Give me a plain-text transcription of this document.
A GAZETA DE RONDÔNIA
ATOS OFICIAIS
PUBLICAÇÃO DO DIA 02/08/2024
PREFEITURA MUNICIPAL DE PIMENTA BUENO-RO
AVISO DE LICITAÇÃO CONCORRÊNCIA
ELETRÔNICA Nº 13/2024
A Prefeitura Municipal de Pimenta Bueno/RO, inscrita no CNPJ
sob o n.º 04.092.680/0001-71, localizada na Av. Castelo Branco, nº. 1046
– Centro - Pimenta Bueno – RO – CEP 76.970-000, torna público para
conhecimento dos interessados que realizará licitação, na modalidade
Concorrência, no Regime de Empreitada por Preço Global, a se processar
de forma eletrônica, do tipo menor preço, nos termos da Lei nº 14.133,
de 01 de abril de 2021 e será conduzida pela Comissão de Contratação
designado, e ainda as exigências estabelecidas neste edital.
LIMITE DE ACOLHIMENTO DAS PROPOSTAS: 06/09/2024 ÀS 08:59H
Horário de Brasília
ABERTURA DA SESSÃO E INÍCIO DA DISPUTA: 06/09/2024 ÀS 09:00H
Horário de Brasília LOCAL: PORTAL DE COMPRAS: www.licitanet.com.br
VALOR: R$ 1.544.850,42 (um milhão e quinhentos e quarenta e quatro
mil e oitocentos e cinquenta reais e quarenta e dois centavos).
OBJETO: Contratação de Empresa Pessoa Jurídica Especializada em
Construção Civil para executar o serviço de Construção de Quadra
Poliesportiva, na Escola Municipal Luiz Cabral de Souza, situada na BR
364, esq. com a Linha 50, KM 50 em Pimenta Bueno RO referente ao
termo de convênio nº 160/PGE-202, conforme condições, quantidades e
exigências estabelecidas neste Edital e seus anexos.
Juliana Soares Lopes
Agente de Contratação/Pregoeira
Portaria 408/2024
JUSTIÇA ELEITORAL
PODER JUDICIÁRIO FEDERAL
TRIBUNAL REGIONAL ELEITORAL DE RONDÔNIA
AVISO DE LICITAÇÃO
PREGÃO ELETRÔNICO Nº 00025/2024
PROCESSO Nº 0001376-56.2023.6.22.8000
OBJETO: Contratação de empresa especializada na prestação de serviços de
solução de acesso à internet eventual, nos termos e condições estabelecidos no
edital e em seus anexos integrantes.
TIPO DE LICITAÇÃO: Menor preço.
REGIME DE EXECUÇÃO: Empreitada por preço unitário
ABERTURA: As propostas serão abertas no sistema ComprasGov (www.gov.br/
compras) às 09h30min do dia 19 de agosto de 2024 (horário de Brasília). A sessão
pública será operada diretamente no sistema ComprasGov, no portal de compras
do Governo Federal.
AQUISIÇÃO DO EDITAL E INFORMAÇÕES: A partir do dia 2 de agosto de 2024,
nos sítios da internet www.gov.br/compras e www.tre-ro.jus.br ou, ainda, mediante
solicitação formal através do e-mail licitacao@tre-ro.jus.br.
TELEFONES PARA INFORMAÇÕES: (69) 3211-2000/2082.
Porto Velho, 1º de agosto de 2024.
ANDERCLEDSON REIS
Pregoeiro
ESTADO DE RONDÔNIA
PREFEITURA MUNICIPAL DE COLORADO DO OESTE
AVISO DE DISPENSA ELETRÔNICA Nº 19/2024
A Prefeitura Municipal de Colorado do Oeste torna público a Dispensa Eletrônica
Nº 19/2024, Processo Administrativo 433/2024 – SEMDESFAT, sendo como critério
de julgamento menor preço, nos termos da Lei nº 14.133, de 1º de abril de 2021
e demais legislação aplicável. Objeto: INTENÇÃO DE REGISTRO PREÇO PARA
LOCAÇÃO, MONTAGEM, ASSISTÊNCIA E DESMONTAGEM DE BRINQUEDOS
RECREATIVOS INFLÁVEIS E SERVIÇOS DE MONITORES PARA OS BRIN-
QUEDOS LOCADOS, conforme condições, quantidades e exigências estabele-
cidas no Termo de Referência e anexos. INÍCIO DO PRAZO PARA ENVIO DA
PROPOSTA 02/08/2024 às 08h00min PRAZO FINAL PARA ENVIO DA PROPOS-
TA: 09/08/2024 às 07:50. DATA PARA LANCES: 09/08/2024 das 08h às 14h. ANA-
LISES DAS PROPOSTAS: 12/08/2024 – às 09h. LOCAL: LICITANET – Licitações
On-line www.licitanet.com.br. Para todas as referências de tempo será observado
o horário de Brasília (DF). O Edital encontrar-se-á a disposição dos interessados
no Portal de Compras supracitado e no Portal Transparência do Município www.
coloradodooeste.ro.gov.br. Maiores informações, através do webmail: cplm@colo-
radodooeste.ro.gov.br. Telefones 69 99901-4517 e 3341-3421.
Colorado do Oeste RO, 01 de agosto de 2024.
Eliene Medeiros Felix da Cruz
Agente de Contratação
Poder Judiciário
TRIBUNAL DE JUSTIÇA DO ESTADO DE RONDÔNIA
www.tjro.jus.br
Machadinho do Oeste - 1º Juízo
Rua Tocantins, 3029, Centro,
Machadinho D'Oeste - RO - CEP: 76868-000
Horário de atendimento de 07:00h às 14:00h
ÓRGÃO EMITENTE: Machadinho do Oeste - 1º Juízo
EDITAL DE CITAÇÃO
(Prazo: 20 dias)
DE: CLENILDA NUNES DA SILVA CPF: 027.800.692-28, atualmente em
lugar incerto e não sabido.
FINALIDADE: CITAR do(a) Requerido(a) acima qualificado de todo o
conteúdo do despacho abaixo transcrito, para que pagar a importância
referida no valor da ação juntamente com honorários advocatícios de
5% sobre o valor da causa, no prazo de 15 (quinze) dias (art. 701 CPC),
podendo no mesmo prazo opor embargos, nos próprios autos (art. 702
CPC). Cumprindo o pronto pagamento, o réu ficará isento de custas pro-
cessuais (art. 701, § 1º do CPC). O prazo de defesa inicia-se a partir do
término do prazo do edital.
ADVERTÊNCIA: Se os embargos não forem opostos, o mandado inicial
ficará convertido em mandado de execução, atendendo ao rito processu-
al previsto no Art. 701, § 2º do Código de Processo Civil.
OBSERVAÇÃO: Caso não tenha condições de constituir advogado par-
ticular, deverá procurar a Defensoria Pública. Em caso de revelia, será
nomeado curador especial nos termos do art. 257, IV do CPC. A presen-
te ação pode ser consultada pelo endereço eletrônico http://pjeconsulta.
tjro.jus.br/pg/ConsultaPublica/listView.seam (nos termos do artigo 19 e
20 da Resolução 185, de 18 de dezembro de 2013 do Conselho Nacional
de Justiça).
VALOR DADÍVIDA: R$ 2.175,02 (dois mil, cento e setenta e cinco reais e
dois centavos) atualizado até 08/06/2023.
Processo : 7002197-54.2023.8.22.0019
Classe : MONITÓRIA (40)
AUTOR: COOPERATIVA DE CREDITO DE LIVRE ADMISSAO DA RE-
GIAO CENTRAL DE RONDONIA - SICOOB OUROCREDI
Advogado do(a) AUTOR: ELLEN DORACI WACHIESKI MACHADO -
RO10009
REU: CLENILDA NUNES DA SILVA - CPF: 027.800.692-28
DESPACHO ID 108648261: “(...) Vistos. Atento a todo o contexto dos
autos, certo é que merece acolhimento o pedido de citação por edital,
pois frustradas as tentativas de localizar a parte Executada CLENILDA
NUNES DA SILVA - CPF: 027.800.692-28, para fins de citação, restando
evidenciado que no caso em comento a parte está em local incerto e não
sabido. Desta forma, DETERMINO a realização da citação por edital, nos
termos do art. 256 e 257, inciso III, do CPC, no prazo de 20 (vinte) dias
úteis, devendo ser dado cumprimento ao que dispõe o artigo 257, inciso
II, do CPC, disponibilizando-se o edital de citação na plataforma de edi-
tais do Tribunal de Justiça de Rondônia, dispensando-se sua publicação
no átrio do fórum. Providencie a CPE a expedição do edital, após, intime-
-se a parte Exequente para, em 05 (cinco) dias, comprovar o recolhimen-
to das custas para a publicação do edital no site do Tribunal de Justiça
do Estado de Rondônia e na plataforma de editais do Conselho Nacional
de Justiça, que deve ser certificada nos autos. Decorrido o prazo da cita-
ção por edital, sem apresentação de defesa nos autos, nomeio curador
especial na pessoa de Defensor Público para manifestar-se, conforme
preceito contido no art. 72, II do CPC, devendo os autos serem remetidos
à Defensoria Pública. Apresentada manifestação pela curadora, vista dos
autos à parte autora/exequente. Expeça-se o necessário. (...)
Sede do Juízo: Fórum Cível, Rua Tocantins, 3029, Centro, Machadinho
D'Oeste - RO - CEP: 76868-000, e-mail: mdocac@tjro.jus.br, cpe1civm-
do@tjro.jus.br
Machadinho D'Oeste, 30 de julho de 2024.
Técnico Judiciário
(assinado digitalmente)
* * *
Work to complete:
Write out every line of the listing that holds the word "estabelecidas".

Result of the exercise:
designado, e ainda as exigências estabelecidas neste edital.
exigências estabelecidas neste Edital e seus anexos.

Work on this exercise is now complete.